▶ _Set task_
Exactly reproduce the lines from the line containing "Serialize everything readable" to the end of the data below, inclusive, and nothing else.

▶ _Data records_
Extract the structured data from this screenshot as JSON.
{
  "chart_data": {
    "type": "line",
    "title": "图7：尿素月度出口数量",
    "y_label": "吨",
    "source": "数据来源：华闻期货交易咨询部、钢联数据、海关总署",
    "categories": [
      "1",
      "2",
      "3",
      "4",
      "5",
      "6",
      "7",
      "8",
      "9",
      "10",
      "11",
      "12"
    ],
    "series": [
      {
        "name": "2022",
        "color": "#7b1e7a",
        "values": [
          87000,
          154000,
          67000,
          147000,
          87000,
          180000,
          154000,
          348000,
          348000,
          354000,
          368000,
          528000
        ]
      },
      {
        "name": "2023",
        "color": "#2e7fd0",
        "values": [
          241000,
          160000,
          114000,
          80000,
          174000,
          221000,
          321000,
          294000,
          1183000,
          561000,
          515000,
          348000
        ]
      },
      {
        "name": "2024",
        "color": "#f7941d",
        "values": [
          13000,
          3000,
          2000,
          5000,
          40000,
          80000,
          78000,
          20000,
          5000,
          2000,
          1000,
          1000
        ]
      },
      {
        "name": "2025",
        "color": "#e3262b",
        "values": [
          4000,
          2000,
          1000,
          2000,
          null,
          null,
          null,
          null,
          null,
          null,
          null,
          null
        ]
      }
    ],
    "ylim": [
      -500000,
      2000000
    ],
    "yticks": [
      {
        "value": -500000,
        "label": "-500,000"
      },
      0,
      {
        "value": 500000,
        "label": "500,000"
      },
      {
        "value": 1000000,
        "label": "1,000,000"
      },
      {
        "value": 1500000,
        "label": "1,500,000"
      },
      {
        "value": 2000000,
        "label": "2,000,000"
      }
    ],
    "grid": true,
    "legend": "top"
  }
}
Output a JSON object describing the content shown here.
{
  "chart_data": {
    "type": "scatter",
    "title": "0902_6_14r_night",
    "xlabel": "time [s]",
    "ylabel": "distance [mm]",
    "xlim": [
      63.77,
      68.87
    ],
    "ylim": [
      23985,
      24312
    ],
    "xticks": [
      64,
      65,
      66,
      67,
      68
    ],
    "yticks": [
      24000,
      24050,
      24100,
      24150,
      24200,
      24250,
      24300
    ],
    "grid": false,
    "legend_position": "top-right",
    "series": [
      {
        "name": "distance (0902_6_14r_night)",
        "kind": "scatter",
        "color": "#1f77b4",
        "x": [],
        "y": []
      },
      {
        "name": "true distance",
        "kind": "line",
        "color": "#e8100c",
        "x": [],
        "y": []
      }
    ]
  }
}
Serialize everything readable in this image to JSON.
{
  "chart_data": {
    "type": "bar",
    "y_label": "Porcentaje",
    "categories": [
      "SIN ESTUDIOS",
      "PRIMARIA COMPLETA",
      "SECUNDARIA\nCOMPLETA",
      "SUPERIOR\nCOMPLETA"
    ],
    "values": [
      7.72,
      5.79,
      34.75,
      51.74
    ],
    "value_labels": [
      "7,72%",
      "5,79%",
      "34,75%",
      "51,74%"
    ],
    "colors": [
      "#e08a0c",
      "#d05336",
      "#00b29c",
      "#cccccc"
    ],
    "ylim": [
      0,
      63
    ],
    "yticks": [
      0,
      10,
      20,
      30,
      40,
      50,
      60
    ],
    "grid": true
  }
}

▶ _Worked solution_
Serialize everything readable in this image to JSON.
{
  "chart_data": {
    "type": "bar",
    "y_label": "Porcentaje",
    "categories": [
      "SIN ESTUDIOS",
      "PRIMARIA COMPLETA",
      "SECUNDARIA\nCOMPLETA",
      "SUPERIOR\nCOMPLETA"
    ],
    "values": [
      7.72,
      5.79,
      34.75,
      51.74
    ],
    "value_labels": [
      "7,72%",
      "5,79%",
      "34,75%",
      "51,74%"
    ],
    "colors": [
      "#e08a0c",
      "#d05336",
      "#00b29c",
      "#cccccc"
    ],
    "ylim": [
      0,
      63
    ],
    "yticks": [
      0,
      10,
      20,
      30,
      40,
      50,
      60
    ],
    "grid": true
  }
}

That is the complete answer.